AIM:
Whenever a line below holds the word "used", copy that line.

DATA SUPPLIED:
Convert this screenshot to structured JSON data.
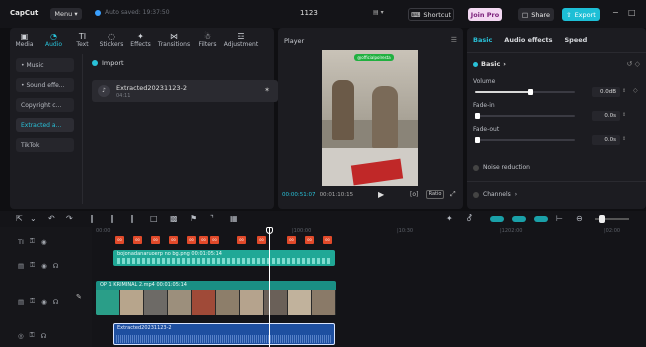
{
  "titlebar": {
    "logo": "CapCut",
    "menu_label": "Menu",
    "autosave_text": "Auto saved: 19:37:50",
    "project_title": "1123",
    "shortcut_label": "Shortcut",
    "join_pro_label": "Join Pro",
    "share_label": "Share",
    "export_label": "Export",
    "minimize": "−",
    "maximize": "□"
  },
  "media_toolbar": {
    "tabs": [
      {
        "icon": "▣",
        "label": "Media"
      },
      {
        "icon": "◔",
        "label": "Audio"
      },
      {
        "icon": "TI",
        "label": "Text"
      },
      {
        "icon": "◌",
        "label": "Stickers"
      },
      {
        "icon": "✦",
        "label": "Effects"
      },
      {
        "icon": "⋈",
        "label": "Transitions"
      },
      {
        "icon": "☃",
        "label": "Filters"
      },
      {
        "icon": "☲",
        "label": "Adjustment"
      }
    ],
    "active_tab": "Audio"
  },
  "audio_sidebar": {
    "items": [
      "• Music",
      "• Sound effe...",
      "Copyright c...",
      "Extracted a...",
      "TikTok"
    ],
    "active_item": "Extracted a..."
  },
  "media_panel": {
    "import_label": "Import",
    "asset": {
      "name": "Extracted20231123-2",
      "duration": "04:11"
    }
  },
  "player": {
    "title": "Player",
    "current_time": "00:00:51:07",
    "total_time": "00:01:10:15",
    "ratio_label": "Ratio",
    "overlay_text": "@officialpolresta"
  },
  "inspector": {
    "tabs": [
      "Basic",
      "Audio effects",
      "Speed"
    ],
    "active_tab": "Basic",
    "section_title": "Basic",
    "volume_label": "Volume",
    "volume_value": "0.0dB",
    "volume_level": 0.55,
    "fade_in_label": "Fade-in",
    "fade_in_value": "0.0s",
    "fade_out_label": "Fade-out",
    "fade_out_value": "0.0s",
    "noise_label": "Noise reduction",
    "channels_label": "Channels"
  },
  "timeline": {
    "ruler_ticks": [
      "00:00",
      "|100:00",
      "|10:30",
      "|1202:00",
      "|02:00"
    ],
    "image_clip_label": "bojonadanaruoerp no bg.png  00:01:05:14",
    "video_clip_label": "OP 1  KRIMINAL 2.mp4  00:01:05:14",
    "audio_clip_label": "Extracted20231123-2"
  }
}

* * *

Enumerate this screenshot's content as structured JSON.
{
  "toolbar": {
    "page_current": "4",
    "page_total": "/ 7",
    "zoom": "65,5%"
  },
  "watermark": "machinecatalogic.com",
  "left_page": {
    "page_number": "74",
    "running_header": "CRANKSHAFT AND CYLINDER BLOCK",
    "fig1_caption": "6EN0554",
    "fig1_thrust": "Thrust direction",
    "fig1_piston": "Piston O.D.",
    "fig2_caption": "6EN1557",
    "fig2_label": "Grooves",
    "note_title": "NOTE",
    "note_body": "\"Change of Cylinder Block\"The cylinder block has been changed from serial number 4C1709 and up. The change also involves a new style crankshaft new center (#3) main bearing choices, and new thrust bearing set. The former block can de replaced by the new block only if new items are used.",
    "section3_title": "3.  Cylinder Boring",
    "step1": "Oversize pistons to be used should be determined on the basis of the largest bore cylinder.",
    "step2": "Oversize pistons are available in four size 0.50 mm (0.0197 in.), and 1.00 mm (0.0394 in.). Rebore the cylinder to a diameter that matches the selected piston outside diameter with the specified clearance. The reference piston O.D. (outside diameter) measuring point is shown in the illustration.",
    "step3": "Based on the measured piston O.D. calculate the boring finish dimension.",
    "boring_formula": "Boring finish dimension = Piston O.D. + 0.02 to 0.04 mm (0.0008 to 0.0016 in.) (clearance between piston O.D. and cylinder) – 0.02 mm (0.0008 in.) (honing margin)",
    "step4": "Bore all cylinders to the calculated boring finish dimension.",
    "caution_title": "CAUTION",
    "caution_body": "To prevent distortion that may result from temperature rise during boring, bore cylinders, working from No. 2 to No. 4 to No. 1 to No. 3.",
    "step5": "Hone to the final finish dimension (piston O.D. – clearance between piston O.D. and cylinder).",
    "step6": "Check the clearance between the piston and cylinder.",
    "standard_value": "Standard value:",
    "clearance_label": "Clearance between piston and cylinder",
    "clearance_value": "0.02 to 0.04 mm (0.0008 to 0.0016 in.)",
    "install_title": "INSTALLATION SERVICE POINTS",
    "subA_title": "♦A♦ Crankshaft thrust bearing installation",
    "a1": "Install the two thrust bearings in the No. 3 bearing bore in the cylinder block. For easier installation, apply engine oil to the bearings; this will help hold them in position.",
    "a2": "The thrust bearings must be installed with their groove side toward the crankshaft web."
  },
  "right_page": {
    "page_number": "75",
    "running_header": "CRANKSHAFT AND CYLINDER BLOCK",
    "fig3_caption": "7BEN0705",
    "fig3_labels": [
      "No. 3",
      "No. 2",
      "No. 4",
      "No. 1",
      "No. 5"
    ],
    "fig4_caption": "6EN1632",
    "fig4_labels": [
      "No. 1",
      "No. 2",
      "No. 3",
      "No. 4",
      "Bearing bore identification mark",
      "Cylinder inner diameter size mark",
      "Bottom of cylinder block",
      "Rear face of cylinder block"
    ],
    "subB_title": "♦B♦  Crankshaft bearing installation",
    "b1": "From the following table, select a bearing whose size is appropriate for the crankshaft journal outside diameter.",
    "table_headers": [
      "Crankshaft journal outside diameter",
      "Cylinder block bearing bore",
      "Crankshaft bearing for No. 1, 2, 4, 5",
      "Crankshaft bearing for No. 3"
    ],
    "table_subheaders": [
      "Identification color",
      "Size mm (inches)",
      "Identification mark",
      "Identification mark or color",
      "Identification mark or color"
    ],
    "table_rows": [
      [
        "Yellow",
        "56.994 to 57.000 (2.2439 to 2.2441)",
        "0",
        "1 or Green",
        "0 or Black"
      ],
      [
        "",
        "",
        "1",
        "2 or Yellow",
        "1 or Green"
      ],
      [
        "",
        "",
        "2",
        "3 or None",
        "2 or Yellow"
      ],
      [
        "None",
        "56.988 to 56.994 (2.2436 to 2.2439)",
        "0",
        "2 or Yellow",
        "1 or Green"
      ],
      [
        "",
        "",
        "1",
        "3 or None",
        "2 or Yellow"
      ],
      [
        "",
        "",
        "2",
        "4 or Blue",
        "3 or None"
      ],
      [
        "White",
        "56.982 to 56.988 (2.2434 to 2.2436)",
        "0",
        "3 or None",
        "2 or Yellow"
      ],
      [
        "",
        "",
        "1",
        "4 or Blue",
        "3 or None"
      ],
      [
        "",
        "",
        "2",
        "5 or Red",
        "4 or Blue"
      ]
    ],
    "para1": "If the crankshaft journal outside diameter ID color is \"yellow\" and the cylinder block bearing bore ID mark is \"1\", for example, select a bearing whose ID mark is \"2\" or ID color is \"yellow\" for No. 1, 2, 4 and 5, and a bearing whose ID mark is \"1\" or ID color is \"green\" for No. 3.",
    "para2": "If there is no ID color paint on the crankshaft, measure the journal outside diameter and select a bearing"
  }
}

WRITTEN SOLUTION:
    "note_body": "\"Change of Cylinder Block\"The cylinder block has been changed from serial number 4C1709 and up. The change also involves a new style crankshaft new center (#3) main bearing choices, and new thrust bearing set. The former block can de replaced by the new block only if new items are used.",
    "step1": "Oversize pistons to be used should be determined on the basis of the largest bore cylinder.",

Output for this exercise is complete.